WHAT THIS TASK INVOLVES:
Check each line of the records below for the word "день" and copy those where it appears.

(Collection entries)
----------

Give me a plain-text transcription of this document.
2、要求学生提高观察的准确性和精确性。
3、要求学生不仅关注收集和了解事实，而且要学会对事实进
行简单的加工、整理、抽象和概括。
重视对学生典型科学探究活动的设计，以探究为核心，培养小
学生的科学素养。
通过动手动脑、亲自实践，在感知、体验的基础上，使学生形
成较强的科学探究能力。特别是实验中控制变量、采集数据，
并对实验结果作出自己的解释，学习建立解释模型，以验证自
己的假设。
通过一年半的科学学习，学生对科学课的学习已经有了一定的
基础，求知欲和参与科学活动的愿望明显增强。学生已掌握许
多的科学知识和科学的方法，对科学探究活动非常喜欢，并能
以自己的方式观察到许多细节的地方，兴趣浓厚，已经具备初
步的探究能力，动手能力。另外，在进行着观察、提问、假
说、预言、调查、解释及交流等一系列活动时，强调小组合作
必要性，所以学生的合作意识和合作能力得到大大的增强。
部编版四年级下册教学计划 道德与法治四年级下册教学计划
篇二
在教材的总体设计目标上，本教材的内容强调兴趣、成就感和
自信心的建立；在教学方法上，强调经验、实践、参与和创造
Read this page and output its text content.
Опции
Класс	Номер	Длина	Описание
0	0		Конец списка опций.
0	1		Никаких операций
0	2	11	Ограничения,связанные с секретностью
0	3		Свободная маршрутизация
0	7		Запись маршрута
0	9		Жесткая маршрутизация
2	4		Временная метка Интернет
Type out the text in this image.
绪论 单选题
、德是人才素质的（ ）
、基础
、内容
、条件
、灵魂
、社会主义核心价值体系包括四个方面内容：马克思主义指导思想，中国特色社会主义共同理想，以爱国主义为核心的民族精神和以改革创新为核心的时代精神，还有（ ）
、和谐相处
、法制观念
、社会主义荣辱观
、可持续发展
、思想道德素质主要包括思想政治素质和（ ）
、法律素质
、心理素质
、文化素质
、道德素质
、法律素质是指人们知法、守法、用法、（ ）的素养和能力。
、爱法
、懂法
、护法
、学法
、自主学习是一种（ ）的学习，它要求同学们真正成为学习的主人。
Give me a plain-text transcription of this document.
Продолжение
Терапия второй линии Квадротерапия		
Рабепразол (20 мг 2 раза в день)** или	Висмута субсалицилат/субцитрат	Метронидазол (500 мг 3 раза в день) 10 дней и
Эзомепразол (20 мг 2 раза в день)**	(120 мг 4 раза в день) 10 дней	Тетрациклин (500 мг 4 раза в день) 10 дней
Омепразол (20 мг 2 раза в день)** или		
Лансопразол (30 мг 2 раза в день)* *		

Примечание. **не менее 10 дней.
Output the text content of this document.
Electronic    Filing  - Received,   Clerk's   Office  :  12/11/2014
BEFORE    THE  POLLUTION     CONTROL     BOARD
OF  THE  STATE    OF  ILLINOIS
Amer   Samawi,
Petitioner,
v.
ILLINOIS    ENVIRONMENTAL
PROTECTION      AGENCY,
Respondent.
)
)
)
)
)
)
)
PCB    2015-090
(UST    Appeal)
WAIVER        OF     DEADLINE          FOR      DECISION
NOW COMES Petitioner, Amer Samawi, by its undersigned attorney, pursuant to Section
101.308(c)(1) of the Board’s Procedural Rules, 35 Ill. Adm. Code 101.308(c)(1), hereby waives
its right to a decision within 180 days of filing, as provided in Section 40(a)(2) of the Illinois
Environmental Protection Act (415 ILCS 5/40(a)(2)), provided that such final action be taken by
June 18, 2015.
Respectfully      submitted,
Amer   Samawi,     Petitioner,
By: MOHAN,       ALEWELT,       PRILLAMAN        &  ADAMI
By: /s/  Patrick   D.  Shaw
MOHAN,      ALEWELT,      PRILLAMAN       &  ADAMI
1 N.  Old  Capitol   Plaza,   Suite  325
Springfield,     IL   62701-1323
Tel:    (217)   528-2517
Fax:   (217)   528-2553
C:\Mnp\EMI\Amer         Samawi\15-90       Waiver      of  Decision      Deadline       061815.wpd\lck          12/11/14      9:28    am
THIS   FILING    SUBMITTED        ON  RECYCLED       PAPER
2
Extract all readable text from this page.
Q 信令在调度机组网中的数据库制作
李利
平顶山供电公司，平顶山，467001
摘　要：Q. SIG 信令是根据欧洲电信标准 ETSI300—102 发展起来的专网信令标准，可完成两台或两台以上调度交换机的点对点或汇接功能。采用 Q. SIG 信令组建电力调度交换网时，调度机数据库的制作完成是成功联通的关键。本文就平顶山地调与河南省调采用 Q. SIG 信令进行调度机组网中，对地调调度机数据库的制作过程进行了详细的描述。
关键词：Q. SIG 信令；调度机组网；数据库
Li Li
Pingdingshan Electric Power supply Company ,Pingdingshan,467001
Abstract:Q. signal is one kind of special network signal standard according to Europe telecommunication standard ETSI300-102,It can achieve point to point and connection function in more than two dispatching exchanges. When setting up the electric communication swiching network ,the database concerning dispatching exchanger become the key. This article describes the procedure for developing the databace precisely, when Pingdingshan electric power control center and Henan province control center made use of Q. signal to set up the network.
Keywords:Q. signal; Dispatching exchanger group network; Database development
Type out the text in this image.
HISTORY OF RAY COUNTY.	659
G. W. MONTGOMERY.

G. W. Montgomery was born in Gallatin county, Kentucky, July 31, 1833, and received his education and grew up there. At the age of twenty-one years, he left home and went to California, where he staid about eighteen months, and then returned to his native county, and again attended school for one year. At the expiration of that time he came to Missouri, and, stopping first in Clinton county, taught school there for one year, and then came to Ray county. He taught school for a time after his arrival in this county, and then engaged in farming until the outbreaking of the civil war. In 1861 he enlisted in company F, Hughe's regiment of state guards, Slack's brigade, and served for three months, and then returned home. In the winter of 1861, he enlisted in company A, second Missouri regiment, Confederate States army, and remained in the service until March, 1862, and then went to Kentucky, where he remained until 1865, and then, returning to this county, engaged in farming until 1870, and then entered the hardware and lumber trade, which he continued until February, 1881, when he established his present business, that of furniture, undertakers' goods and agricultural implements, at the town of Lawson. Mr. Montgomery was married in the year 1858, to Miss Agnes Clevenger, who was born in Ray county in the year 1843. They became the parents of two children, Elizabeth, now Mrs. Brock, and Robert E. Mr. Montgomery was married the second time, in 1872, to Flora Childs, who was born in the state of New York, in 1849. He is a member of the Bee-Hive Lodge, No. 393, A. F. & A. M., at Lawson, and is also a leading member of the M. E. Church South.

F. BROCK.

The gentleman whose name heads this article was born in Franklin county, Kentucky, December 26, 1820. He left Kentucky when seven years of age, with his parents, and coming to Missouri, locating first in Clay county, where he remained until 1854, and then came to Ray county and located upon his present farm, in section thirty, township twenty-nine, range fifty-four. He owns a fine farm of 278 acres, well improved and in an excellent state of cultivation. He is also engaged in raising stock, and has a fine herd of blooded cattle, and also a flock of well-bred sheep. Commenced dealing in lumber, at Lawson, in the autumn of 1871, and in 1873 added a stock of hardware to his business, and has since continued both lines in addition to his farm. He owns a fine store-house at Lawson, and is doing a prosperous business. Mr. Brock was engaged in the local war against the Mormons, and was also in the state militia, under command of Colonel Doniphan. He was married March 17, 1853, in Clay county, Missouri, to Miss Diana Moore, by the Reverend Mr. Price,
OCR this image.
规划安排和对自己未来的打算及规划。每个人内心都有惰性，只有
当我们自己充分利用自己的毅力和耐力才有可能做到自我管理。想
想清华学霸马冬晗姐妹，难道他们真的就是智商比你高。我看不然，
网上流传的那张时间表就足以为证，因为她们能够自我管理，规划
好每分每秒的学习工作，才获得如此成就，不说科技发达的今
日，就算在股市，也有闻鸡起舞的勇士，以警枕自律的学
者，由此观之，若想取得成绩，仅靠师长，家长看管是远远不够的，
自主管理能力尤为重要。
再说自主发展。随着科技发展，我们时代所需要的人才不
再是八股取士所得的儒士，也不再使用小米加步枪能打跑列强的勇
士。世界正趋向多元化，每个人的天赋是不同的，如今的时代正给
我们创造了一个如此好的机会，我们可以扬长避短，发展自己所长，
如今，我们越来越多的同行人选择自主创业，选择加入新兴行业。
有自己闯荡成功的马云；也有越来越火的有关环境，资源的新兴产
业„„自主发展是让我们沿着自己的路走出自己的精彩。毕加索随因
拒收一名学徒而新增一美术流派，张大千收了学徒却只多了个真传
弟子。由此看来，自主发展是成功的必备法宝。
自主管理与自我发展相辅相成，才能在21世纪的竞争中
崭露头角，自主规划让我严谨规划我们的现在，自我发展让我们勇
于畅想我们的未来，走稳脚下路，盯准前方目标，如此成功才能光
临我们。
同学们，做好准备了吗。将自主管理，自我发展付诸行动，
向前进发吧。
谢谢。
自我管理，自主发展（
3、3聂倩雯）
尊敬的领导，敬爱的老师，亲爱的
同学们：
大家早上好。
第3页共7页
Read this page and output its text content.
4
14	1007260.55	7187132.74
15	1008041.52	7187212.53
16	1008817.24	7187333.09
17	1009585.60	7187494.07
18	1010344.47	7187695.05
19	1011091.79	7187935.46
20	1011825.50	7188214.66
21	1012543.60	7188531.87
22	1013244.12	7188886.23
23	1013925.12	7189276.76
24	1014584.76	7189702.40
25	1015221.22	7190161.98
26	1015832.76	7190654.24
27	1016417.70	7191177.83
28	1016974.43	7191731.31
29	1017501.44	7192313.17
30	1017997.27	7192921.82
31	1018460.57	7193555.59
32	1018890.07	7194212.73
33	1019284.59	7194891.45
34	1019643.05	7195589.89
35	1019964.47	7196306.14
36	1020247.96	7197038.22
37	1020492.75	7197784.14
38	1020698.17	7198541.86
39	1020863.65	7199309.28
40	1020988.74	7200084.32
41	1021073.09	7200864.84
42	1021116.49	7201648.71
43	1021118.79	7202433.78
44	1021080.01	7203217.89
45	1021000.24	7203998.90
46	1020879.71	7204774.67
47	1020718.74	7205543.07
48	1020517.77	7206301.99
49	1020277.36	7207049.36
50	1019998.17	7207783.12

----------

THE REPLY:
Рабепразол (20 мг 2 раза в день)** или	Висмута субсалицилат/субцитрат	Метронидазол (500 мг 3 раза в день) 10 дней и
Эзомепразол (20 мг 2 раза в день)**	(120 мг 4 раза в день) 10 дней	Тетрациклин (500 мг 4 раза в день) 10 дней
Омепразол (20 мг 2 раза в день)** или		
Лансопразол (30 мг 2 раза в день)* *		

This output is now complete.